## Start RECORD SET

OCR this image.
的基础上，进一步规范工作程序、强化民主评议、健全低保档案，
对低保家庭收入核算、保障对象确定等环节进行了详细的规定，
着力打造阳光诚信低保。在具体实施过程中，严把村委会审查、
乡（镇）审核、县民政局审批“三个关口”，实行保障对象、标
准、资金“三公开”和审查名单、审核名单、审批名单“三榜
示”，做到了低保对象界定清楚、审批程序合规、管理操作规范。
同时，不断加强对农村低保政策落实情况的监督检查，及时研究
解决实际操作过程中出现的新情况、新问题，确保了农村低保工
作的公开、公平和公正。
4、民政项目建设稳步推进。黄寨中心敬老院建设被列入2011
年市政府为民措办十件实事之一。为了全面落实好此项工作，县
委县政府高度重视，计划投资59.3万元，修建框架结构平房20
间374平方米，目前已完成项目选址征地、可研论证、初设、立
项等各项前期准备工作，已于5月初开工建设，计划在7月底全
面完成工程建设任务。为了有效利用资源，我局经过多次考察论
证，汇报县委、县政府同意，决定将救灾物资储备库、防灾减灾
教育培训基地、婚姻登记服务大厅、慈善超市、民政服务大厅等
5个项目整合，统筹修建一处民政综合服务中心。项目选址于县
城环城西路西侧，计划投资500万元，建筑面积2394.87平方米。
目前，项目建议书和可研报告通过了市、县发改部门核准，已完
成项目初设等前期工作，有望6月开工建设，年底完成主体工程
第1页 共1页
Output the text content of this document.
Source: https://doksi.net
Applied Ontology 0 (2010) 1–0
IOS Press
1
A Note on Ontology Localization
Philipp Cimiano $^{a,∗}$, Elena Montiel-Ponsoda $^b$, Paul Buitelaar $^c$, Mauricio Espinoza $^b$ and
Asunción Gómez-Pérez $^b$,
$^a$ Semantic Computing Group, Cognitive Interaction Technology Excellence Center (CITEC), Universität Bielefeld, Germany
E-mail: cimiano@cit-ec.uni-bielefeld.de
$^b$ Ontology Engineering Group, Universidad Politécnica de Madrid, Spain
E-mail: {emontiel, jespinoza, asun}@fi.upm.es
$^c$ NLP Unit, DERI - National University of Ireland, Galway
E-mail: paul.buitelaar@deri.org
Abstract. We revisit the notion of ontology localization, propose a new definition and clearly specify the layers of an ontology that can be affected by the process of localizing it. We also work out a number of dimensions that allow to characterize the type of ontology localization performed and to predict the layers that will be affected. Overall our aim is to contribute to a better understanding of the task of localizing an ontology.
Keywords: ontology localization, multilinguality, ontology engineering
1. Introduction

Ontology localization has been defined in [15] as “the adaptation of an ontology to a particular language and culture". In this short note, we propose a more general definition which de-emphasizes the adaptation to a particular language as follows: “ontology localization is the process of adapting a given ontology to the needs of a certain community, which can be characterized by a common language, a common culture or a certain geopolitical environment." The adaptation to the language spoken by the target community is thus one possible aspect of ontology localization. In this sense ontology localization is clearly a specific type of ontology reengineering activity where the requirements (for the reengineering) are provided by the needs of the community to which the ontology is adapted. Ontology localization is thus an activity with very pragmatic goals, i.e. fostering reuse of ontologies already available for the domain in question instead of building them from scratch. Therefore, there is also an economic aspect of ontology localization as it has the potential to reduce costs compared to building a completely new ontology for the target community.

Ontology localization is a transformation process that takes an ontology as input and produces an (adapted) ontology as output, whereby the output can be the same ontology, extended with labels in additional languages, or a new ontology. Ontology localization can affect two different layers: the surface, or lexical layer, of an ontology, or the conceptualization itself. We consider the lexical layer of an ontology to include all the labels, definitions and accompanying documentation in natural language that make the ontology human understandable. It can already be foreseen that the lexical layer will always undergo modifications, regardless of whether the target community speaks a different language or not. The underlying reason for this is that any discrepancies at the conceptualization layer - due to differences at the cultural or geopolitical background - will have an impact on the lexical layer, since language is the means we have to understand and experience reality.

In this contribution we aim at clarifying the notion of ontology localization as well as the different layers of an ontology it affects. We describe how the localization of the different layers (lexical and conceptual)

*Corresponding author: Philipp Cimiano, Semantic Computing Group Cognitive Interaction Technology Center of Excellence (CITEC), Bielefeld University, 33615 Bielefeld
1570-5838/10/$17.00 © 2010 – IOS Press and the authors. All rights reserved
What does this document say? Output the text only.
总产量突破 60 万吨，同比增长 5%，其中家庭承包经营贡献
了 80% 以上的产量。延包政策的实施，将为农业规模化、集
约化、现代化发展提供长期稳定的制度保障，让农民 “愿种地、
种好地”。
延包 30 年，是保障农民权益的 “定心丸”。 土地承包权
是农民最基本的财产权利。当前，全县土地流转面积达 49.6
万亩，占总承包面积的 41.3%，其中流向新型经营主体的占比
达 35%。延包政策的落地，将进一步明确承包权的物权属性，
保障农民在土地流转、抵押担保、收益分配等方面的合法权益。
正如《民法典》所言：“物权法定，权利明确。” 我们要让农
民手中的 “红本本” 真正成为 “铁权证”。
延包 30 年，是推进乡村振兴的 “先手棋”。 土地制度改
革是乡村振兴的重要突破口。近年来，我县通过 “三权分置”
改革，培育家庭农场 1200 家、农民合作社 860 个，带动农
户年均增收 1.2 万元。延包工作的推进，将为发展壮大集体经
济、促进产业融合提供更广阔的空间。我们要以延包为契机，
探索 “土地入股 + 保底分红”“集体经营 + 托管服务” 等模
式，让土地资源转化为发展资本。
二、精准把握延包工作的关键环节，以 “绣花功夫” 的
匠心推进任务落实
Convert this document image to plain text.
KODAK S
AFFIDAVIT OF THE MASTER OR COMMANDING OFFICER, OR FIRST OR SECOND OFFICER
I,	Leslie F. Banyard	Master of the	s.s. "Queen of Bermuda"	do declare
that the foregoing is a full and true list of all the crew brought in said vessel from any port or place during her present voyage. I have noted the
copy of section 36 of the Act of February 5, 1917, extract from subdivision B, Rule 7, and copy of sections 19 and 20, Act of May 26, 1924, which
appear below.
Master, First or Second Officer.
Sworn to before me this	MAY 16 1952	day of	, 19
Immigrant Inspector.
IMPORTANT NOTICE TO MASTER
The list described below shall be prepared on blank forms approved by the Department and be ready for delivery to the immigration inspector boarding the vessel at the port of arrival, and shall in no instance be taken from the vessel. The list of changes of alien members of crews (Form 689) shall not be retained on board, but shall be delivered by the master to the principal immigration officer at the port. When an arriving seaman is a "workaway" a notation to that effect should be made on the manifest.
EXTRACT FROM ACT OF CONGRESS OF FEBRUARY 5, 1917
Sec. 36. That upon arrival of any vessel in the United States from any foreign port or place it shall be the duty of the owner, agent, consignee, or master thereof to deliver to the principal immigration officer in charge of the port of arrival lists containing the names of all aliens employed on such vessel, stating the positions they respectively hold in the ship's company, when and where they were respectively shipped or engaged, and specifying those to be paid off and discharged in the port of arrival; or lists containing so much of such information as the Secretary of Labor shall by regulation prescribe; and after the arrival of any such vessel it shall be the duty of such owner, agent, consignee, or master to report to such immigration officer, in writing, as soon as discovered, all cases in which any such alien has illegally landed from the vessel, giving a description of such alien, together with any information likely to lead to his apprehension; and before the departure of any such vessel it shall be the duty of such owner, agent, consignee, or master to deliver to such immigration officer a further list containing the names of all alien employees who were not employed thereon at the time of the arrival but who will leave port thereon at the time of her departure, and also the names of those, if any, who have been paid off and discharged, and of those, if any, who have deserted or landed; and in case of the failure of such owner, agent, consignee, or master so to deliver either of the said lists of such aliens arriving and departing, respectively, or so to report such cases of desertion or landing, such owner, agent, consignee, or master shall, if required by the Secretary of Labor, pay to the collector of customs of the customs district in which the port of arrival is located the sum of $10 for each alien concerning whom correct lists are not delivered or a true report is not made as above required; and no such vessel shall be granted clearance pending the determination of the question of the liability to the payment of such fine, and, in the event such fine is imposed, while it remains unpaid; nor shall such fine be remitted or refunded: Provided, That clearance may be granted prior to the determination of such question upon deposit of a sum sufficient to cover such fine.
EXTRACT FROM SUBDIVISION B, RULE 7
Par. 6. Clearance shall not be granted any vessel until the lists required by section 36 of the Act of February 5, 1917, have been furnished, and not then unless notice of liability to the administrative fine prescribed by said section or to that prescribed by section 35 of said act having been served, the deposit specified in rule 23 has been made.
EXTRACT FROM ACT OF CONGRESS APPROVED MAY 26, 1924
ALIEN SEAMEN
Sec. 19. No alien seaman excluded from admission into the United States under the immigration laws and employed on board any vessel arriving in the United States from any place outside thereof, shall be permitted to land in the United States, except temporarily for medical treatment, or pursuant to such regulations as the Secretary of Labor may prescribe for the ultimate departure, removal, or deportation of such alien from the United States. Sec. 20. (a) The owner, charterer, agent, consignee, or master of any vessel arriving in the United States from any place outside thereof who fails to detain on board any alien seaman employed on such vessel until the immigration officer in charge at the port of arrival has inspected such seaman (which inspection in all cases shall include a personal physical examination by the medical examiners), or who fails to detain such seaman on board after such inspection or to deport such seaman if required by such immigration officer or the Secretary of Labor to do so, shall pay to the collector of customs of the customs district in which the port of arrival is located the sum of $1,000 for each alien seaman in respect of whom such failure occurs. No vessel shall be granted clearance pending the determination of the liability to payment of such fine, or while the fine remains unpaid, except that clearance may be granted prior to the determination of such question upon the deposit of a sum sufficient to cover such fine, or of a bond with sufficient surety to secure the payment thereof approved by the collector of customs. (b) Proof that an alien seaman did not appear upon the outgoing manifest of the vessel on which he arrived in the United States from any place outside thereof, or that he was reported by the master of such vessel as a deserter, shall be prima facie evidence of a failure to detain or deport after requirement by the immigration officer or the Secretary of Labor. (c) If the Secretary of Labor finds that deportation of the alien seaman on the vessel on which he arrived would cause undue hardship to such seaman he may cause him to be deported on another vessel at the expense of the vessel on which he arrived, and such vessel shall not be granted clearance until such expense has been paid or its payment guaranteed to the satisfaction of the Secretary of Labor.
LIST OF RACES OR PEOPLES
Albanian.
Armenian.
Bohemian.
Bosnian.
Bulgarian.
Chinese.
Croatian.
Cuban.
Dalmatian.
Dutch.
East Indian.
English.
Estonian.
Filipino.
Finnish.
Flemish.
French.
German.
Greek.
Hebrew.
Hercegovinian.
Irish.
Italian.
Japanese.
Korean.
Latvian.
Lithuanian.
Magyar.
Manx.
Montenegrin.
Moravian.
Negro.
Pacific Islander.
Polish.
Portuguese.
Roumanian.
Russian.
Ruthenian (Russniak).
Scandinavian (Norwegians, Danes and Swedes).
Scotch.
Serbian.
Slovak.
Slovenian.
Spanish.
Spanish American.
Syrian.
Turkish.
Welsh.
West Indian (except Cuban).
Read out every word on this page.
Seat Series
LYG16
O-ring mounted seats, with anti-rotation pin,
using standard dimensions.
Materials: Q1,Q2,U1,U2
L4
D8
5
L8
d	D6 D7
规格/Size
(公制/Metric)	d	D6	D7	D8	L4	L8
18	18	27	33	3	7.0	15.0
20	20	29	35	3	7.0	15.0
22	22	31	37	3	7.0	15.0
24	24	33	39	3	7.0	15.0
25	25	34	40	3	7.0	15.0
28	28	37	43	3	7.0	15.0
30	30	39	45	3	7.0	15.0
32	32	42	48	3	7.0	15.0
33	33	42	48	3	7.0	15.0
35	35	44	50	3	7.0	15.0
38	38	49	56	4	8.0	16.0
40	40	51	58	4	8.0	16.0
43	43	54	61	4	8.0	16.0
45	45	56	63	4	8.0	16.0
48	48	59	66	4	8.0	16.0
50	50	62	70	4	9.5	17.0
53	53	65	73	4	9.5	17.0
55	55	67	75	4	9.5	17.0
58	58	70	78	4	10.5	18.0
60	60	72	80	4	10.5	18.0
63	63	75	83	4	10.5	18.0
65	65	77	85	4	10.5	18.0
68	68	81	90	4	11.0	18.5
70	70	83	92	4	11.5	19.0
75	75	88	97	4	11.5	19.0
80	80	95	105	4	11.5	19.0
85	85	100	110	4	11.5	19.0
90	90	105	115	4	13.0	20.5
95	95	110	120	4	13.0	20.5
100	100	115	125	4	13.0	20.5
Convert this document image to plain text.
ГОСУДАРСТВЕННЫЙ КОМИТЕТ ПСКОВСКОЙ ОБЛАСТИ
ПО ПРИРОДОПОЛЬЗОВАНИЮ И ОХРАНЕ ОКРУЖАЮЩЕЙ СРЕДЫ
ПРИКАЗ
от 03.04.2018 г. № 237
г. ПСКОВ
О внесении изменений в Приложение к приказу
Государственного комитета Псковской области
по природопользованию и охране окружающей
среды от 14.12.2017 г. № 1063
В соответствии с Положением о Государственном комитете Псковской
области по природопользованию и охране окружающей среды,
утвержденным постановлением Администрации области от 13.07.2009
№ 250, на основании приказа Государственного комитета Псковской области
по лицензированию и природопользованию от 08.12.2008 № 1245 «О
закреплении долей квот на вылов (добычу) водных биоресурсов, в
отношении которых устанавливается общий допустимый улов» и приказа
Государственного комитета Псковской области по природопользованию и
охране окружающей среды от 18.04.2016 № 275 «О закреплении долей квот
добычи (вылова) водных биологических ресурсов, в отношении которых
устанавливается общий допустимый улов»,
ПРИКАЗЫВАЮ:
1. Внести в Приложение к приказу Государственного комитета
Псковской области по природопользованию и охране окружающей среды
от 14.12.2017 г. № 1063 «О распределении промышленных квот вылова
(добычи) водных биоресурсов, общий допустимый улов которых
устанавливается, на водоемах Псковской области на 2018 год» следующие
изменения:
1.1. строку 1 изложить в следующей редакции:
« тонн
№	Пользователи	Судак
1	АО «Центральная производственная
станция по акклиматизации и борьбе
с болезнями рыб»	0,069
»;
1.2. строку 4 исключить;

## End RECORD SET

Sift through the entries and copy every line with "общий".

отношении которых устанавливается общий допустимый улов» и приказа
устанавливается общий допустимый улов»,
(добычи) водных биоресурсов, общий допустимый улов которых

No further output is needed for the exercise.